Given instruction
In the copy, keep every record exact and leave out all images.

━━━━━ Supplied material

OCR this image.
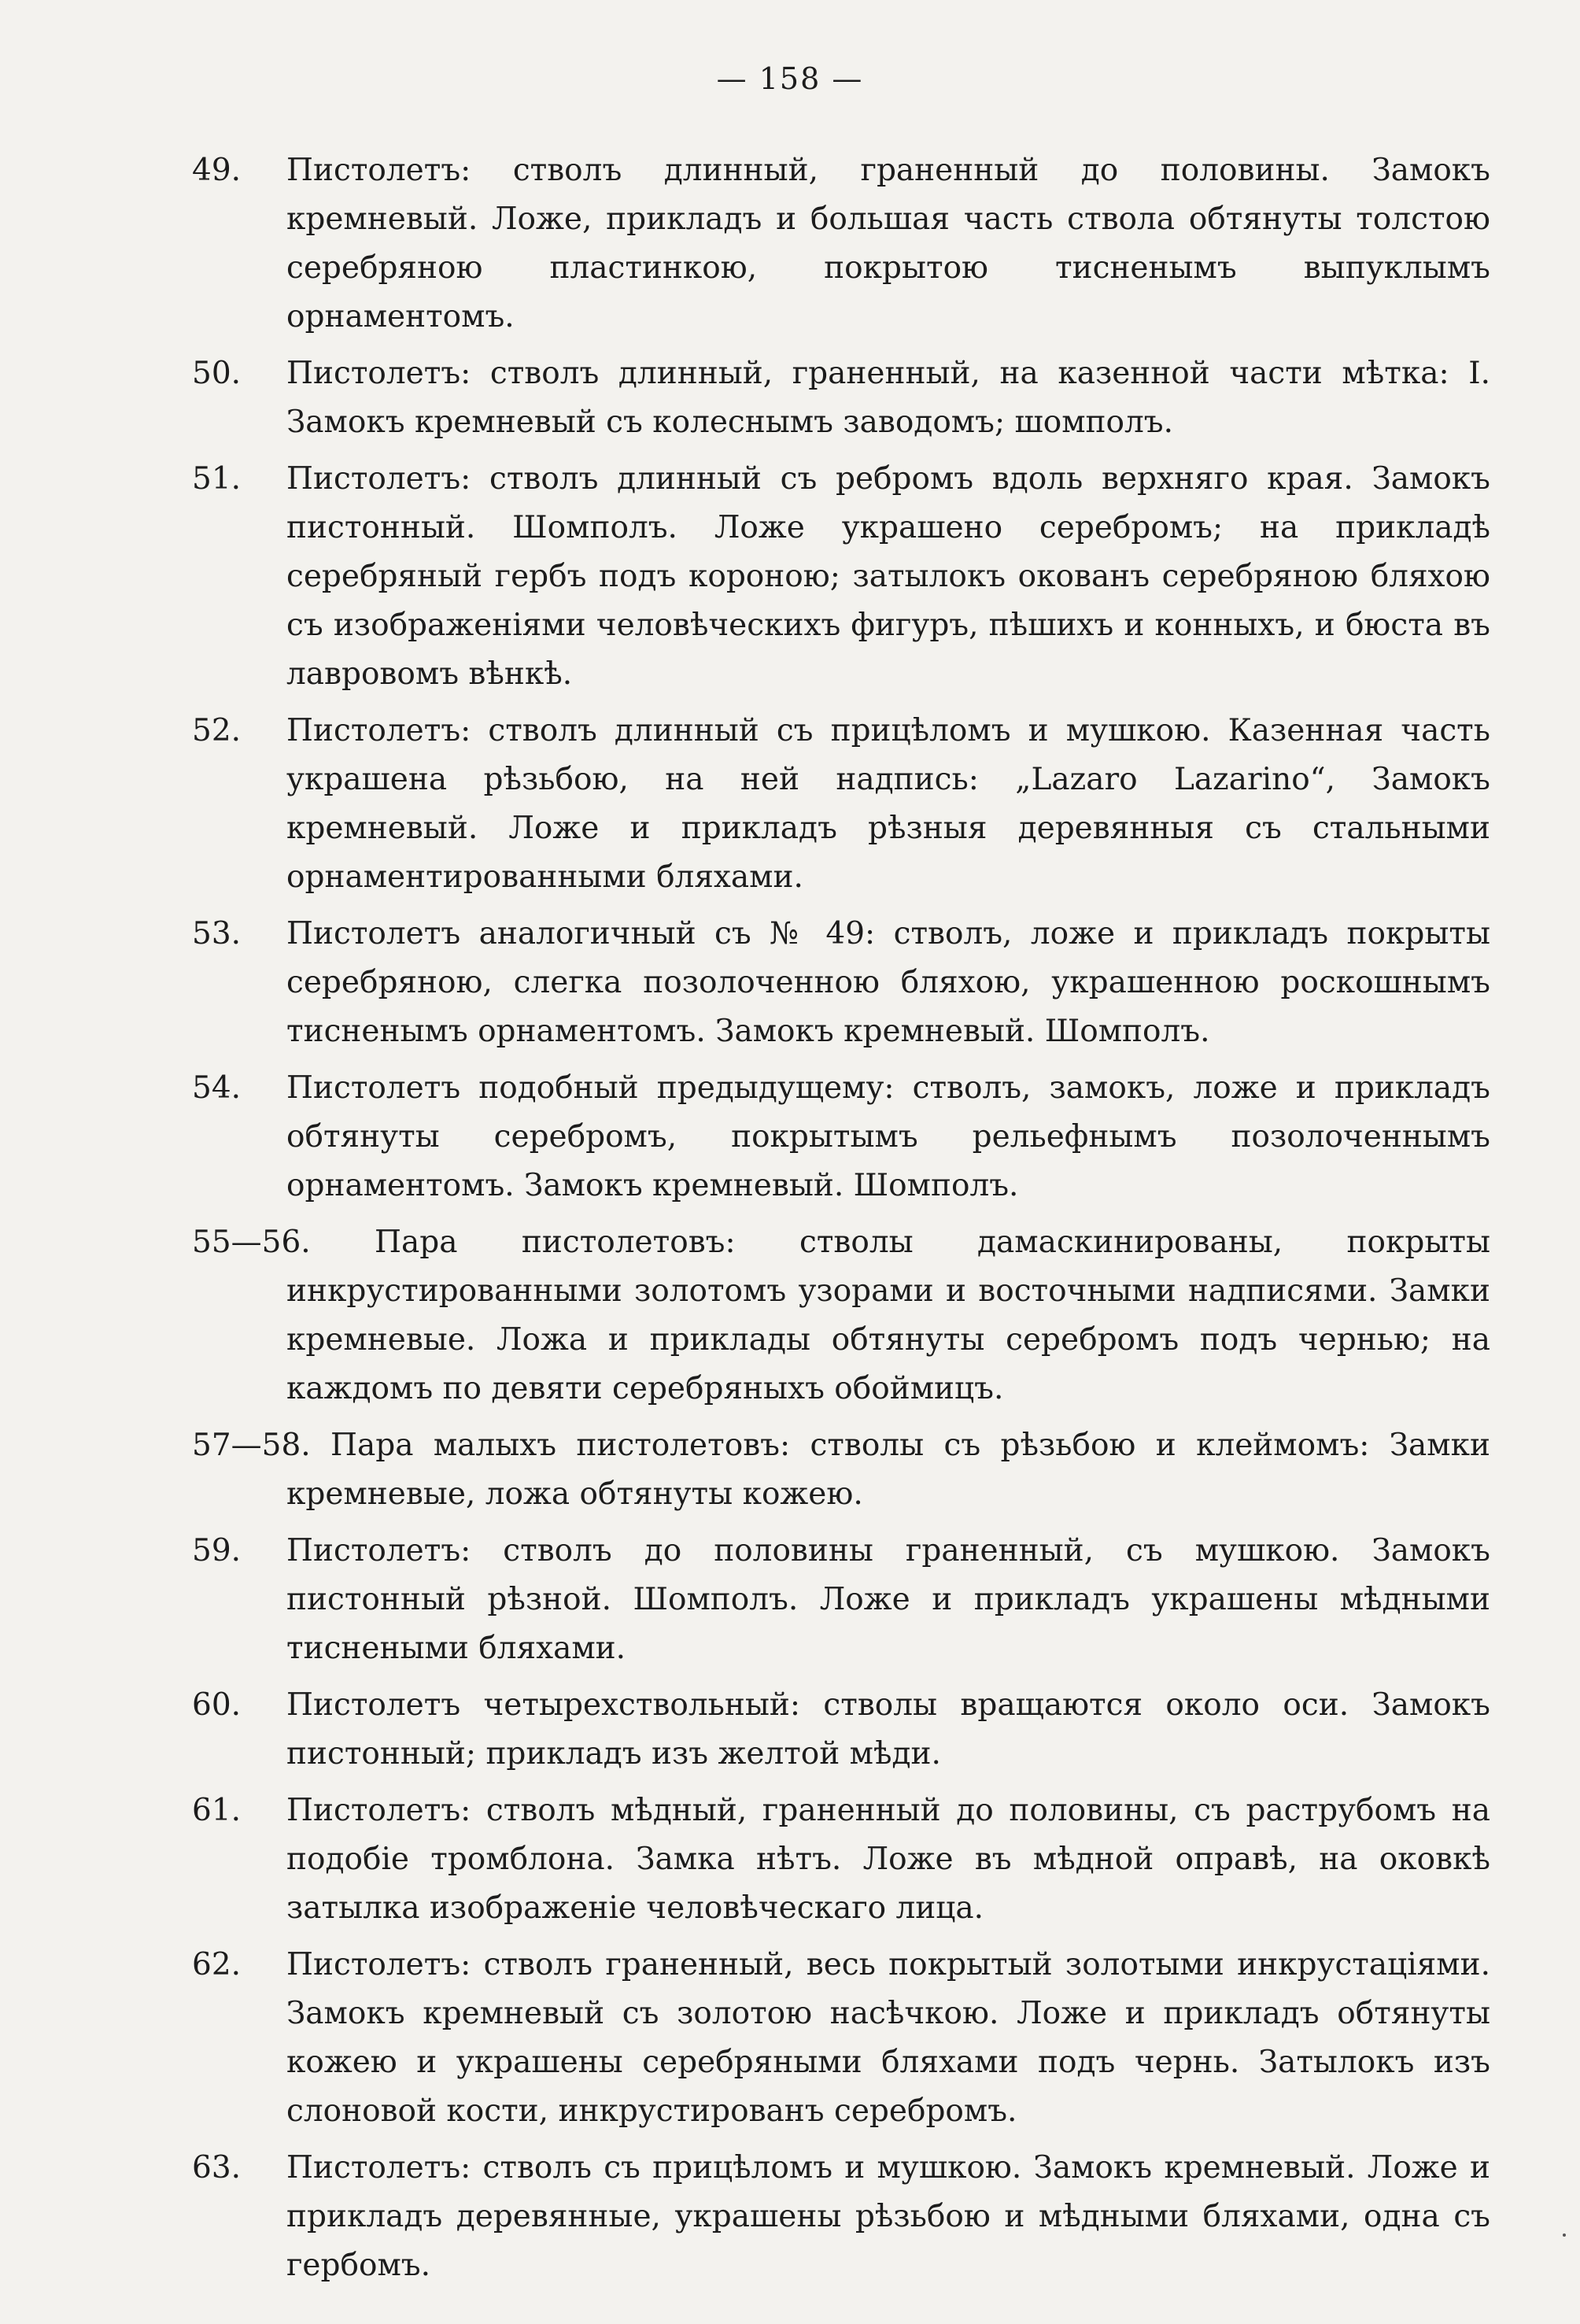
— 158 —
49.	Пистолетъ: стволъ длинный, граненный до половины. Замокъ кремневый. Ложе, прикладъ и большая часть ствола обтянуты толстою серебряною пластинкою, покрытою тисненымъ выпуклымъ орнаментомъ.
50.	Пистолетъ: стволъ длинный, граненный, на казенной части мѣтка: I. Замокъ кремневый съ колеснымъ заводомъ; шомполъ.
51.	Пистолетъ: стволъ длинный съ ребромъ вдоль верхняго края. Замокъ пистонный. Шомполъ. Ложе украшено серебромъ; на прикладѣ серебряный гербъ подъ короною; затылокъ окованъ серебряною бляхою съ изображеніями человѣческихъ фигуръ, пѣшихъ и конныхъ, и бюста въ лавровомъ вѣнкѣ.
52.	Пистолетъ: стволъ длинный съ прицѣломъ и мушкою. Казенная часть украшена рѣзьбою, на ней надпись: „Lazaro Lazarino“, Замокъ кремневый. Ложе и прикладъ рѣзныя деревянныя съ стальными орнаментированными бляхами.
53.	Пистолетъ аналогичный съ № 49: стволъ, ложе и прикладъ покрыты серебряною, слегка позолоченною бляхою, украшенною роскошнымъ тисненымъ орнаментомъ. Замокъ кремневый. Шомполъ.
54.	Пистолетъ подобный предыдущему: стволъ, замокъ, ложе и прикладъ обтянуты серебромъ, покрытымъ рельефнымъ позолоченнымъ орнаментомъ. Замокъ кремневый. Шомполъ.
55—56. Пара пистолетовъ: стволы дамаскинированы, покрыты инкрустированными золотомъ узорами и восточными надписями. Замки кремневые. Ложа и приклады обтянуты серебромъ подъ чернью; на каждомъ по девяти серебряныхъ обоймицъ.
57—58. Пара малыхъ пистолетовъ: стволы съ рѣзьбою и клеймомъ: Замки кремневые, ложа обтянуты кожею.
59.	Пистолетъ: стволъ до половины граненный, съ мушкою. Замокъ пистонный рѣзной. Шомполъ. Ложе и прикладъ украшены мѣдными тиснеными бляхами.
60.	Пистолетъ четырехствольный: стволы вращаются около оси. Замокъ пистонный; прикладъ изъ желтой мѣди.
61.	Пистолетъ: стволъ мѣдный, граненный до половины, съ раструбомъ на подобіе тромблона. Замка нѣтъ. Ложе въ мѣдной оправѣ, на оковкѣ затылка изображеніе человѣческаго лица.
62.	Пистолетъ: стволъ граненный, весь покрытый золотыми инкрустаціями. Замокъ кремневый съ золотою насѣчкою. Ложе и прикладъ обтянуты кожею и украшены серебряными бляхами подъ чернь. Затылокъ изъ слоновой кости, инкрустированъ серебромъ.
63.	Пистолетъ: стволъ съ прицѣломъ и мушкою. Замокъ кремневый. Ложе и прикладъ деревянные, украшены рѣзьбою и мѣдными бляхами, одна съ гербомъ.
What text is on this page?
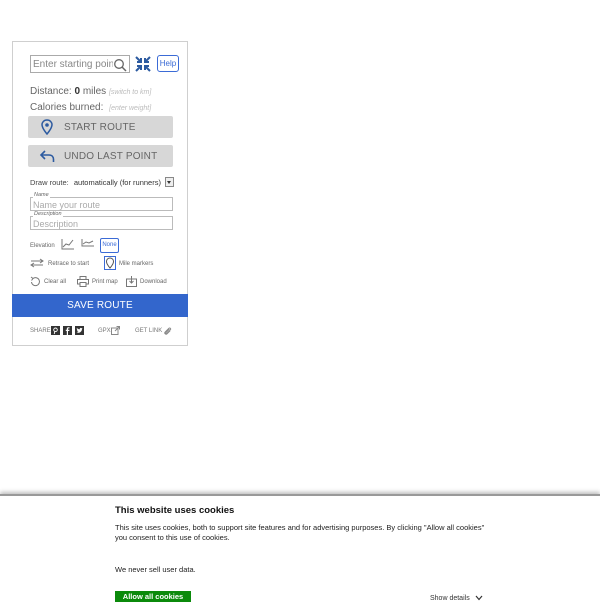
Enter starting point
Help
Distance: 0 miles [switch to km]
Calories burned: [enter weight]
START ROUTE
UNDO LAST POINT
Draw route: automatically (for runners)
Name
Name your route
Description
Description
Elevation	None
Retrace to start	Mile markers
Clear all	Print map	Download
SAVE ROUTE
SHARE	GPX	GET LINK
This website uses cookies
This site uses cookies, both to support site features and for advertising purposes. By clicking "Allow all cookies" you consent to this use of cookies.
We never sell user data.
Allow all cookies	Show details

━━━━━━━━━━

Answer to this problem
OCR this image.
— 158 —
49.	Пистолетъ: стволъ длинный, граненный до половины. Замокъ кремневый. Ложе, прикладъ и большая часть ствола обтянуты толстою серебряною пластинкою, покрытою тисненымъ выпуклымъ орнаментомъ.
50.	Пистолетъ: стволъ длинный, граненный, на казенной части мѣтка: I. Замокъ кремневый съ колеснымъ заводомъ; шомполъ.
51.	Пистолетъ: стволъ длинный съ ребромъ вдоль верхняго края. Замокъ пистонный. Шомполъ. Ложе украшено серебромъ; на прикладѣ серебряный гербъ подъ короною; затылокъ окованъ серебряною бляхою съ изображеніями человѣческихъ фигуръ, пѣшихъ и конныхъ, и бюста въ лавровомъ вѣнкѣ.
52.	Пистолетъ: стволъ длинный съ прицѣломъ и мушкою. Казенная часть украшена рѣзьбою, на ней надпись: „Lazaro Lazarino“, Замокъ кремневый. Ложе и прикладъ рѣзныя деревянныя съ стальными орнаментированными бляхами.
53.	Пистолетъ аналогичный съ № 49: стволъ, ложе и прикладъ покрыты серебряною, слегка позолоченною бляхою, украшенною роскошнымъ тисненымъ орнаментомъ. Замокъ кремневый. Шомполъ.
54.	Пистолетъ подобный предыдущему: стволъ, замокъ, ложе и прикладъ обтянуты серебромъ, покрытымъ рельефнымъ позолоченнымъ орнаментомъ. Замокъ кремневый. Шомполъ.
55—56. Пара пистолетовъ: стволы дамаскинированы, покрыты инкрустированными золотомъ узорами и восточными надписями. Замки кремневые. Ложа и приклады обтянуты серебромъ подъ чернью; на каждомъ по девяти серебряныхъ обоймицъ.
57—58. Пара малыхъ пистолетовъ: стволы съ рѣзьбою и клеймомъ: Замки кремневые, ложа обтянуты кожею.
59.	Пистолетъ: стволъ до половины граненный, съ мушкою. Замокъ пистонный рѣзной. Шомполъ. Ложе и прикладъ украшены мѣдными тиснеными бляхами.
60.	Пистолетъ четырехствольный: стволы вращаются около оси. Замокъ пистонный; прикладъ изъ желтой мѣди.
61.	Пистолетъ: стволъ мѣдный, граненный до половины, съ раструбомъ на подобіе тромблона. Замка нѣтъ. Ложе въ мѣдной оправѣ, на оковкѣ затылка изображеніе человѣческаго лица.
62.	Пистолетъ: стволъ граненный, весь покрытый золотыми инкрустаціями. Замокъ кремневый съ золотою насѣчкою. Ложе и прикладъ обтянуты кожею и украшены серебряными бляхами подъ чернь. Затылокъ изъ слоновой кости, инкрустированъ серебромъ.
63.	Пистолетъ: стволъ съ прицѣломъ и мушкою. Замокъ кремневый. Ложе и прикладъ деревянные, украшены рѣзьбою и мѣдными бляхами, одна съ гербомъ.
What text is on this page?
Enter starting point
Help
Distance: 0 miles [switch to km]
Calories burned: [enter weight]
START ROUTE
UNDO LAST POINT
Draw route: automatically (for runners)
Name
Name your route
Description
Description
Elevation	None
Retrace to start	Mile markers
Clear all	Print map	Download
SAVE ROUTE
SHARE	GPX	GET LINK
This website uses cookies
This site uses cookies, both to support site features and for advertising purposes. By clicking "Allow all cookies" you consent to this use of cookies.
We never sell user data.
Allow all cookies	Show details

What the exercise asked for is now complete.